▶ _Tasks and exercises_:
1. In the text on ions and electrons below, what does the force on a golf ball depend on?
2. Pick up the text on ions and electrons below where it stops.

Ions and Electrons
Golfballs rolling down hills
A helpful, but sometimes misleading, mental model of the movement of charged particles is to think of them as golf balls rolling down hills. Despite the differences between charged particles and golf balls, the kinematics equations governing them are largely the same — in the absence of relativistic effects. The force on the charged particle depends on the surrounding electric gradient in much the same way that the force on the golf ball depends on the slope of the hill. That is to say, that at any instantaneous change between two moments for, for instance, an ion:
force on the ion = electric field at the ions’ location × opposite charge of the ion; acceleration = mass of the ion ÷ force on the ion new velocity = old velocity + acceleration × change-in-time new position = old position + new velocity × change-in-time
or:
F = −E · q a = F ÷ m vnew = vold + a · dt snew = sold + vnew · dt
And for a golf ball:
acceleration = force of gravity × sine of the slope new velocity = old velocity + acceleration × change-in-time new position = old position + new velocity × change-in-time
or:
a = g · sinθ vnew = vold + a · dt snew = sold + vnew · dt
As g, q, and m are constant — or at least assumed constant, acceleration depends on the electric field, E, for an ion much as acceleration depends on the slope, sinθ, for a golf ball. These equations mean that if we know a charged particles’ (or a golf balls’) position and the electric field (or slope) at that position, then we can find its new position a short time (dt) later. For me, sometimes looking at math in code helps make it more concrete. Here is a snippet of Python code that performs this update function:
electric_vector = get_electric_vector(electric_field_map, position)

▶ _Data section_:

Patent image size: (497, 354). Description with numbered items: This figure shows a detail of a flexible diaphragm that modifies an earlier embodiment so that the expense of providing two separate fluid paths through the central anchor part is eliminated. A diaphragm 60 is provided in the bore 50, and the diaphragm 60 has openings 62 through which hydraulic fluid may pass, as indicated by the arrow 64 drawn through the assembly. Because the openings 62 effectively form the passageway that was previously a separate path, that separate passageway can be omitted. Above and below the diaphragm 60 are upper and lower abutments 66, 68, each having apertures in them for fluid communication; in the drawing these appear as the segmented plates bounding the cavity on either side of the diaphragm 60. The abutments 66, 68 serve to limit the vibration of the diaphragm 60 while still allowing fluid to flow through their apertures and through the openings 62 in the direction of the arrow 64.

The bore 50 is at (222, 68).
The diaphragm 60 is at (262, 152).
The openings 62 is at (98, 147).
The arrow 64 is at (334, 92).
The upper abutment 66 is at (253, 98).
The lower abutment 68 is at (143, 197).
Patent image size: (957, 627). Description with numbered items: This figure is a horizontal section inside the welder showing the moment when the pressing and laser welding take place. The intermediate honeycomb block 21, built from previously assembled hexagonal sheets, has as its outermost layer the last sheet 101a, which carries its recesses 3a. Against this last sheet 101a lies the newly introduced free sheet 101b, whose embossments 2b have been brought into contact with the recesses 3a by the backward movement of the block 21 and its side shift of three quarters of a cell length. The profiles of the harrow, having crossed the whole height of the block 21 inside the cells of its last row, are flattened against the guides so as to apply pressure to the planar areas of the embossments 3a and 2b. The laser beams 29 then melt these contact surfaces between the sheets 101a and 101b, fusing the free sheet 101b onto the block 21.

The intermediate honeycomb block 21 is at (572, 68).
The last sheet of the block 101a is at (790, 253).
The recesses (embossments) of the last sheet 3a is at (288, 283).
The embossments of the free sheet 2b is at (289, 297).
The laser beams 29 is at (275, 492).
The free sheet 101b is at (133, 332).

▶ _Results of the exercise_:
1. The slope of the hill.

2.
force = charge * electric_vector
acceleration = force / mass
velocity += acceleration * dt
position += velocity * dt
Where “charge”, “mass”, and “dt” are single numbers; “electric_vector”, “force”, “acceleration”, “velocity”, and “position” are each two, paired numbers (corresponding to the x and y components — these are internally NumPy ndarrays); and “electric_field_map” which is an array of the electric fields that is the output of the process of refining and scaling the electrical fields (i.e., it’s the numbers represented by the rainbow-colored electric field canvas).
The only real differences between the code and the math are the “get_electric_vector” function and the “+=” operator. In the Simulation Playground the get_electric_vector function performs a lookup of the electric values immediately around the position of the particle (thus, it needs to be passed the particle’s position and the electric_field_map; which is the table to do the lookup). In SIMION, there is an equivalent function to “get_electric_vector” that is a bit more accurate. The “+=” operator adds the left-hand-side to the right-hand-side and updates the left-hand-side with the resulting value (so a short-hand notation for the sold and vold addition).
Obviously the analogy of charged particles as golf balls has a few inaccuracies:
- golf balls experience a rather large amount of friction — ions experience little
- golf balls all have very similar masses — charged particles can have masses ranging from electrons, with around 0.0005 Da, to intact viruses with many million Da
- golf balls rarely travel faster than 300 kph — electrons frequently travel near the speed of light
- black golf balls don’t roll up hills spontaneously but negative ions are attracted to positive electrodes (that repel positive ions)
- hills don’t usually become valleys on the timescales of golf ball flight, but electrodes can invert on the timescales of ion flight
- golf courses can have steep slopes and even cliffs — electric fields are “smooth” or contiguous.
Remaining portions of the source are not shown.